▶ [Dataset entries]
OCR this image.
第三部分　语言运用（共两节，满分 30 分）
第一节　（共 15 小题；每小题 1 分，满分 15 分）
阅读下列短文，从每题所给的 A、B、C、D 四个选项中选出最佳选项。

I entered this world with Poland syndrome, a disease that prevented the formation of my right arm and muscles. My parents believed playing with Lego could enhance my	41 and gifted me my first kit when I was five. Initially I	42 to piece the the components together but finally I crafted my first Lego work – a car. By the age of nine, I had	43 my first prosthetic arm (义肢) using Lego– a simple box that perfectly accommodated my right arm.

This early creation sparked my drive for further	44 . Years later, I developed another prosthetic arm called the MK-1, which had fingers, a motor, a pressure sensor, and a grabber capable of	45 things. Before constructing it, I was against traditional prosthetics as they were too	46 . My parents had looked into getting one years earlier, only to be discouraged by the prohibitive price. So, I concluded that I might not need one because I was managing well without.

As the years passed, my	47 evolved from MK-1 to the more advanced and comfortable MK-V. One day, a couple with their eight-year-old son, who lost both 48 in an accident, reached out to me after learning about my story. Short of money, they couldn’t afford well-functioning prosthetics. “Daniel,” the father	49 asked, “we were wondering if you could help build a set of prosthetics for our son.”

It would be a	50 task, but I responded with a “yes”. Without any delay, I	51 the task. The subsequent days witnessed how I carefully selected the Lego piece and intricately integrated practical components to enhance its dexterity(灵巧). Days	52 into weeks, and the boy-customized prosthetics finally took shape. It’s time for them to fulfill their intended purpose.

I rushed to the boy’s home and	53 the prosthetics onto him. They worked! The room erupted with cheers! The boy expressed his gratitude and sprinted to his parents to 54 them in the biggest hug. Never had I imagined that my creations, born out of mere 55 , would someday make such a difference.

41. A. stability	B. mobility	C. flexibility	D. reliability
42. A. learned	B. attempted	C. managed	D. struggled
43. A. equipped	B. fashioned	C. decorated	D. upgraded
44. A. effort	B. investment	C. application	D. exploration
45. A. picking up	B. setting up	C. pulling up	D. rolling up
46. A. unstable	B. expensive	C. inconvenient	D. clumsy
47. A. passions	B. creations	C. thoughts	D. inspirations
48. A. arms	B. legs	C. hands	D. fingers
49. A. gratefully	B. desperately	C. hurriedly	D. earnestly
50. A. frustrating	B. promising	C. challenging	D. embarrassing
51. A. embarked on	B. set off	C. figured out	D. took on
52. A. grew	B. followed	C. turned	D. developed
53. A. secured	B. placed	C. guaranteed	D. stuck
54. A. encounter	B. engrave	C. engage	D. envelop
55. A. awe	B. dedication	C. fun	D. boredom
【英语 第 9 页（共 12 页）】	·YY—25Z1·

▶ [Stated problem]
Write out each line of the data above again, exactly as given.

▶ [Answer below]
OCR this image.
第三部分　语言运用（共两节，满分 30 分）
第一节　（共 15 小题；每小题 1 分，满分 15 分）
阅读下列短文，从每题所给的 A、B、C、D 四个选项中选出最佳选项。

I entered this world with Poland syndrome, a disease that prevented the formation of my right arm and muscles. My parents believed playing with Lego could enhance my	41 and gifted me my first kit when I was five. Initially I	42 to piece the the components together but finally I crafted my first Lego work – a car. By the age of nine, I had	43 my first prosthetic arm (义肢) using Lego– a simple box that perfectly accommodated my right arm.

This early creation sparked my drive for further	44 . Years later, I developed another prosthetic arm called the MK-1, which had fingers, a motor, a pressure sensor, and a grabber capable of	45 things. Before constructing it, I was against traditional prosthetics as they were too	46 . My parents had looked into getting one years earlier, only to be discouraged by the prohibitive price. So, I concluded that I might not need one because I was managing well without.

As the years passed, my	47 evolved from MK-1 to the more advanced and comfortable MK-V. One day, a couple with their eight-year-old son, who lost both 48 in an accident, reached out to me after learning about my story. Short of money, they couldn’t afford well-functioning prosthetics. “Daniel,” the father	49 asked, “we were wondering if you could help build a set of prosthetics for our son.”

It would be a	50 task, but I responded with a “yes”. Without any delay, I	51 the task. The subsequent days witnessed how I carefully selected the Lego piece and intricately integrated practical components to enhance its dexterity(灵巧). Days	52 into weeks, and the boy-customized prosthetics finally took shape. It’s time for them to fulfill their intended purpose.

I rushed to the boy’s home and	53 the prosthetics onto him. They worked! The room erupted with cheers! The boy expressed his gratitude and sprinted to his parents to 54 them in the biggest hug. Never had I imagined that my creations, born out of mere 55 , would someday make such a difference.

41. A. stability	B. mobility	C. flexibility	D. reliability
42. A. learned	B. attempted	C. managed	D. struggled
43. A. equipped	B. fashioned	C. decorated	D. upgraded
44. A. effort	B. investment	C. application	D. exploration
45. A. picking up	B. setting up	C. pulling up	D. rolling up
46. A. unstable	B. expensive	C. inconvenient	D. clumsy
47. A. passions	B. creations	C. thoughts	D. inspirations
48. A. arms	B. legs	C. hands	D. fingers
49. A. gratefully	B. desperately	C. hurriedly	D. earnestly
50. A. frustrating	B. promising	C. challenging	D. embarrassing
51. A. embarked on	B. set off	C. figured out	D. took on
52. A. grew	B. followed	C. turned	D. developed
53. A. secured	B. placed	C. guaranteed	D. stuck
54. A. encounter	B. engrave	C. engage	D. envelop
55. A. awe	B. dedication	C. fun	D. boredom
【英语 第 9 页（共 12 页）】	·YY—25Z1·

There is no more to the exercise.